═══ INFORMATION SHOWN ═══

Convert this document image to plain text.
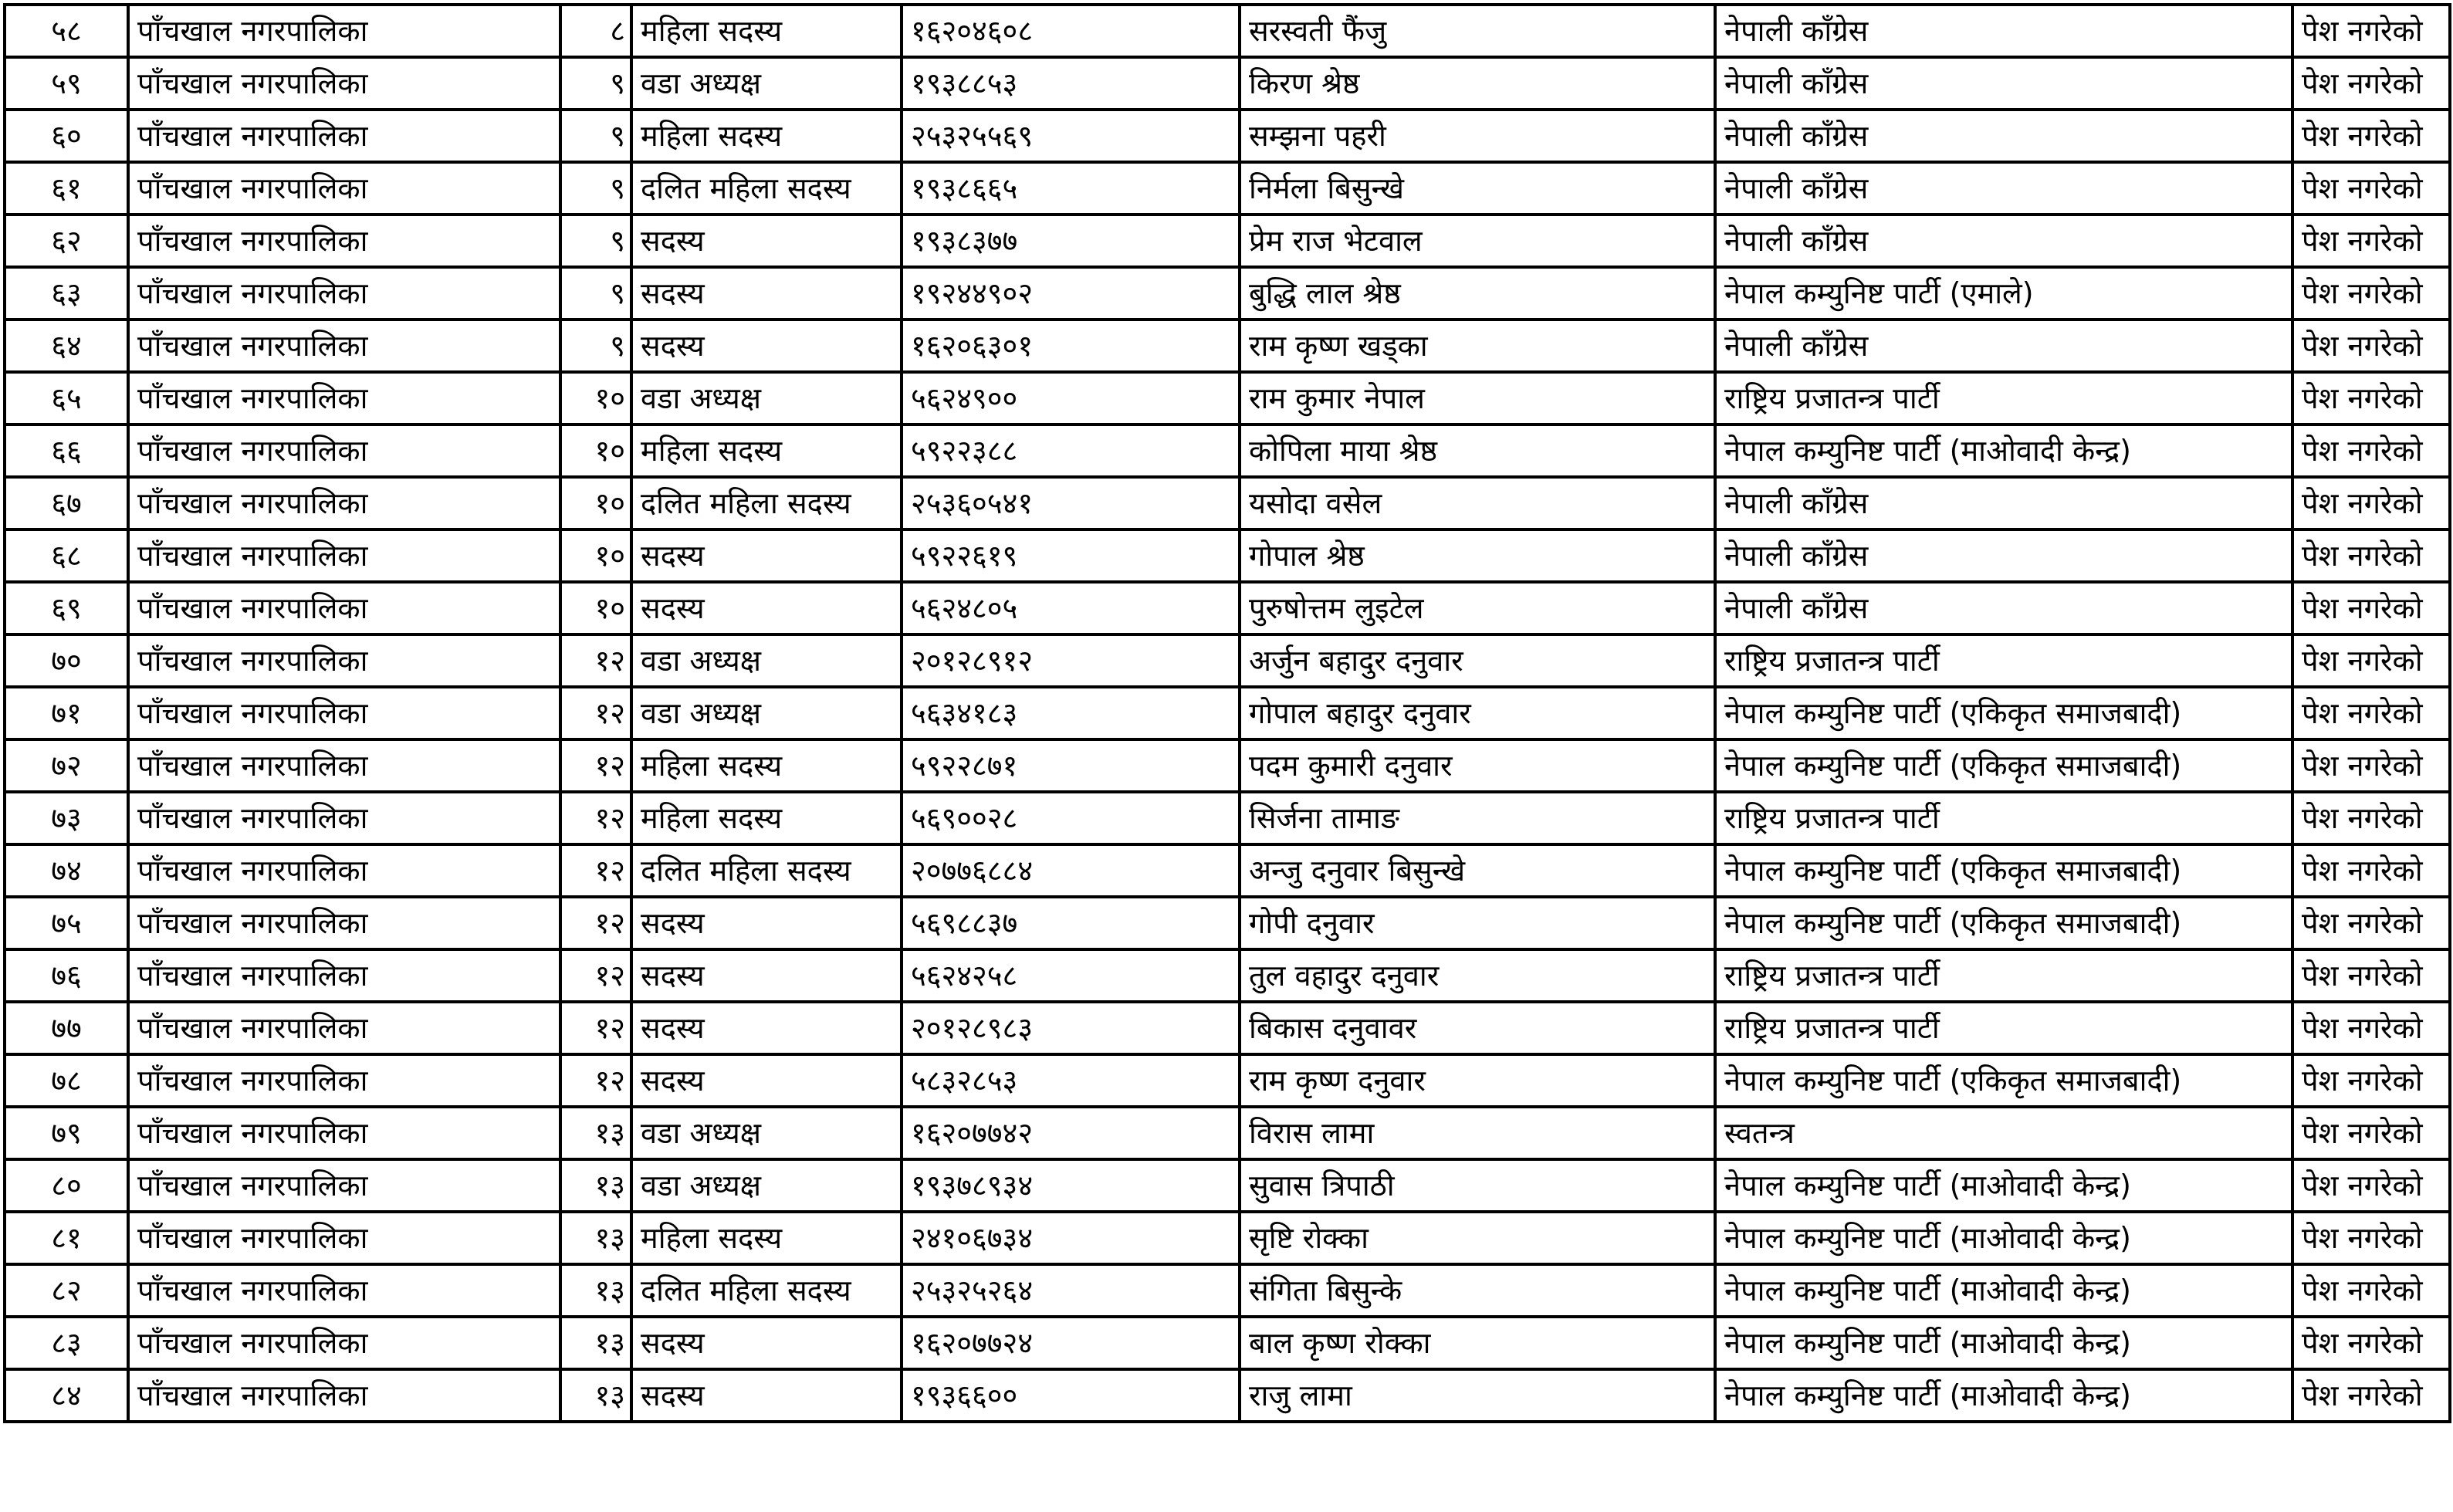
५८	पाँचखाल नगरपालिका	८	महिला सदस्य	१६२०४६०८	सरस्वती फैंजु	नेपाली काँग्रेस	पेश नगरेको
५९	पाँचखाल नगरपालिका	९	वडा अध्यक्ष	१९३८८५३	किरण श्रेष्ठ	नेपाली काँग्रेस	पेश नगरेको
६०	पाँचखाल नगरपालिका	९	महिला सदस्य	२५३२५५६९	सम्झना पहरी	नेपाली काँग्रेस	पेश नगरेको
६१	पाँचखाल नगरपालिका	९	दलित महिला सदस्य	१९३८६६५	निर्मला बिसुन्खे	नेपाली काँग्रेस	पेश नगरेको
६२	पाँचखाल नगरपालिका	९	सदस्य	१९३८३७७	प्रेम राज भेटवाल	नेपाली काँग्रेस	पेश नगरेको
६३	पाँचखाल नगरपालिका	९	सदस्य	१९२४४९०२	बुद्धि लाल श्रेष्ठ	नेपाल कम्युनिष्ट पार्टी (एमाले)	पेश नगरेको
६४	पाँचखाल नगरपालिका	९	सदस्य	१६२०६३०१	राम कृष्ण खड्का	नेपाली काँग्रेस	पेश नगरेको
६५	पाँचखाल नगरपालिका	१०	वडा अध्यक्ष	५६२४९००	राम कुमार नेपाल	राष्ट्रिय प्रजातन्त्र पार्टी	पेश नगरेको
६६	पाँचखाल नगरपालिका	१०	महिला सदस्य	५९२२३८८	कोपिला माया श्रेष्ठ	नेपाल कम्युनिष्ट पार्टी (माओवादी केन्द्र)	पेश नगरेको
६७	पाँचखाल नगरपालिका	१०	दलित महिला सदस्य	२५३६०५४१	यसोदा वसेल	नेपाली काँग्रेस	पेश नगरेको
६८	पाँचखाल नगरपालिका	१०	सदस्य	५९२२६१९	गोपाल श्रेष्ठ	नेपाली काँग्रेस	पेश नगरेको
६९	पाँचखाल नगरपालिका	१०	सदस्य	५६२४८०५	पुरुषोत्तम लुइटेल	नेपाली काँग्रेस	पेश नगरेको
७०	पाँचखाल नगरपालिका	१२	वडा अध्यक्ष	२०१२८९१२	अर्जुन बहादुर दनुवार	राष्ट्रिय प्रजातन्त्र पार्टी	पेश नगरेको
७१	पाँचखाल नगरपालिका	१२	वडा अध्यक्ष	५६३४१८३	गोपाल बहादुर दनुवार	नेपाल कम्युनिष्ट पार्टी (एकिकृत समाजबादी)	पेश नगरेको
७२	पाँचखाल नगरपालिका	१२	महिला सदस्य	५९२२८७१	पदम कुमारी दनुवार	नेपाल कम्युनिष्ट पार्टी (एकिकृत समाजबादी)	पेश नगरेको
७३	पाँचखाल नगरपालिका	१२	महिला सदस्य	५६९००२८	सिर्जना तामाङ	राष्ट्रिय प्रजातन्त्र पार्टी	पेश नगरेको
७४	पाँचखाल नगरपालिका	१२	दलित महिला सदस्य	२०७७६८८४	अन्जु दनुवार बिसुन्खे	नेपाल कम्युनिष्ट पार्टी (एकिकृत समाजबादी)	पेश नगरेको
७५	पाँचखाल नगरपालिका	१२	सदस्य	५६९८८३७	गोपी दनुवार	नेपाल कम्युनिष्ट पार्टी (एकिकृत समाजबादी)	पेश नगरेको
७६	पाँचखाल नगरपालिका	१२	सदस्य	५६२४२५८	तुल वहादुर दनुवार	राष्ट्रिय प्रजातन्त्र पार्टी	पेश नगरेको
७७	पाँचखाल नगरपालिका	१२	सदस्य	२०१२८९८३	बिकास दनुवावर	राष्ट्रिय प्रजातन्त्र पार्टी	पेश नगरेको
७८	पाँचखाल नगरपालिका	१२	सदस्य	५८३२८५३	राम कृष्ण दनुवार	नेपाल कम्युनिष्ट पार्टी (एकिकृत समाजबादी)	पेश नगरेको
७९	पाँचखाल नगरपालिका	१३	वडा अध्यक्ष	१६२०७७४२	विरास लामा	स्वतन्त्र	पेश नगरेको
८०	पाँचखाल नगरपालिका	१३	वडा अध्यक्ष	१९३७८९३४	सुवास त्रिपाठी	नेपाल कम्युनिष्ट पार्टी (माओवादी केन्द्र)	पेश नगरेको
८१	पाँचखाल नगरपालिका	१३	महिला सदस्य	२४१०६७३४	सृष्टि रोक्का	नेपाल कम्युनिष्ट पार्टी (माओवादी केन्द्र)	पेश नगरेको
८२	पाँचखाल नगरपालिका	१३	दलित महिला सदस्य	२५३२५२६४	संगिता बिसुन्के	नेपाल कम्युनिष्ट पार्टी (माओवादी केन्द्र)	पेश नगरेको
८३	पाँचखाल नगरपालिका	१३	सदस्य	१६२०७७२४	बाल कृष्ण रोक्का	नेपाल कम्युनिष्ट पार्टी (माओवादी केन्द्र)	पेश नगरेको
८४	पाँचखाल नगरपालिका	१३	सदस्य	१९३६६००	राजु लामा	नेपाल कम्युनिष्ट पार्टी (माओवादी केन्द्र)	पेश नगरेको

═══

EXERCISE PROMPT: Transcribe the records word for word and include no pictures.

OUTPUT:
Convert this document image to plain text.
५८	पाँचखाल नगरपालिका	८	महिला सदस्य	१६२०४६०८	सरस्वती फैंजु	नेपाली काँग्रेस	पेश नगरेको
५९	पाँचखाल नगरपालिका	९	वडा अध्यक्ष	१९३८८५३	किरण श्रेष्ठ	नेपाली काँग्रेस	पेश नगरेको
६०	पाँचखाल नगरपालिका	९	महिला सदस्य	२५३२५५६९	सम्झना पहरी	नेपाली काँग्रेस	पेश नगरेको
६१	पाँचखाल नगरपालिका	९	दलित महिला सदस्य	१९३८६६५	निर्मला बिसुन्खे	नेपाली काँग्रेस	पेश नगरेको
६२	पाँचखाल नगरपालिका	९	सदस्य	१९३८३७७	प्रेम राज भेटवाल	नेपाली काँग्रेस	पेश नगरेको
६३	पाँचखाल नगरपालिका	९	सदस्य	१९२४४९०२	बुद्धि लाल श्रेष्ठ	नेपाल कम्युनिष्ट पार्टी (एमाले)	पेश नगरेको
६४	पाँचखाल नगरपालिका	९	सदस्य	१६२०६३०१	राम कृष्ण खड्का	नेपाली काँग्रेस	पेश नगरेको
६५	पाँचखाल नगरपालिका	१०	वडा अध्यक्ष	५६२४९००	राम कुमार नेपाल	राष्ट्रिय प्रजातन्त्र पार्टी	पेश नगरेको
६६	पाँचखाल नगरपालिका	१०	महिला सदस्य	५९२२३८८	कोपिला माया श्रेष्ठ	नेपाल कम्युनिष्ट पार्टी (माओवादी केन्द्र)	पेश नगरेको
६७	पाँचखाल नगरपालिका	१०	दलित महिला सदस्य	२५३६०५४१	यसोदा वसेल	नेपाली काँग्रेस	पेश नगरेको
६८	पाँचखाल नगरपालिका	१०	सदस्य	५९२२६१९	गोपाल श्रेष्ठ	नेपाली काँग्रेस	पेश नगरेको
६९	पाँचखाल नगरपालिका	१०	सदस्य	५६२४८०५	पुरुषोत्तम लुइटेल	नेपाली काँग्रेस	पेश नगरेको
७०	पाँचखाल नगरपालिका	१२	वडा अध्यक्ष	२०१२८९१२	अर्जुन बहादुर दनुवार	राष्ट्रिय प्रजातन्त्र पार्टी	पेश नगरेको
७१	पाँचखाल नगरपालिका	१२	वडा अध्यक्ष	५६३४१८३	गोपाल बहादुर दनुवार	नेपाल कम्युनिष्ट पार्टी (एकिकृत समाजबादी)	पेश नगरेको
७२	पाँचखाल नगरपालिका	१२	महिला सदस्य	५९२२८७१	पदम कुमारी दनुवार	नेपाल कम्युनिष्ट पार्टी (एकिकृत समाजबादी)	पेश नगरेको
७३	पाँचखाल नगरपालिका	१२	महिला सदस्य	५६९००२८	सिर्जना तामाङ	राष्ट्रिय प्रजातन्त्र पार्टी	पेश नगरेको
७४	पाँचखाल नगरपालिका	१२	दलित महिला सदस्य	२०७७६८८४	अन्जु दनुवार बिसुन्खे	नेपाल कम्युनिष्ट पार्टी (एकिकृत समाजबादी)	पेश नगरेको
७५	पाँचखाल नगरपालिका	१२	सदस्य	५६९८८३७	गोपी दनुवार	नेपाल कम्युनिष्ट पार्टी (एकिकृत समाजबादी)	पेश नगरेको
७६	पाँचखाल नगरपालिका	१२	सदस्य	५६२४२५८	तुल वहादुर दनुवार	राष्ट्रिय प्रजातन्त्र पार्टी	पेश नगरेको
७७	पाँचखाल नगरपालिका	१२	सदस्य	२०१२८९८३	बिकास दनुवावर	राष्ट्रिय प्रजातन्त्र पार्टी	पेश नगरेको
७८	पाँचखाल नगरपालिका	१२	सदस्य	५८३२८५३	राम कृष्ण दनुवार	नेपाल कम्युनिष्ट पार्टी (एकिकृत समाजबादी)	पेश नगरेको
७९	पाँचखाल नगरपालिका	१३	वडा अध्यक्ष	१६२०७७४२	विरास लामा	स्वतन्त्र	पेश नगरेको
८०	पाँचखाल नगरपालिका	१३	वडा अध्यक्ष	१९३७८९३४	सुवास त्रिपाठी	नेपाल कम्युनिष्ट पार्टी (माओवादी केन्द्र)	पेश नगरेको
८१	पाँचखाल नगरपालिका	१३	महिला सदस्य	२४१०६७३४	सृष्टि रोक्का	नेपाल कम्युनिष्ट पार्टी (माओवादी केन्द्र)	पेश नगरेको
८२	पाँचखाल नगरपालिका	१३	दलित महिला सदस्य	२५३२५२६४	संगिता बिसुन्के	नेपाल कम्युनिष्ट पार्टी (माओवादी केन्द्र)	पेश नगरेको
८३	पाँचखाल नगरपालिका	१३	सदस्य	१६२०७७२४	बाल कृष्ण रोक्का	नेपाल कम्युनिष्ट पार्टी (माओवादी केन्द्र)	पेश नगरेको
८४	पाँचखाल नगरपालिका	१३	सदस्य	१९३६६००	राजु लामा	नेपाल कम्युनिष्ट पार्टी (माओवादी केन्द्र)	पेश नगरेको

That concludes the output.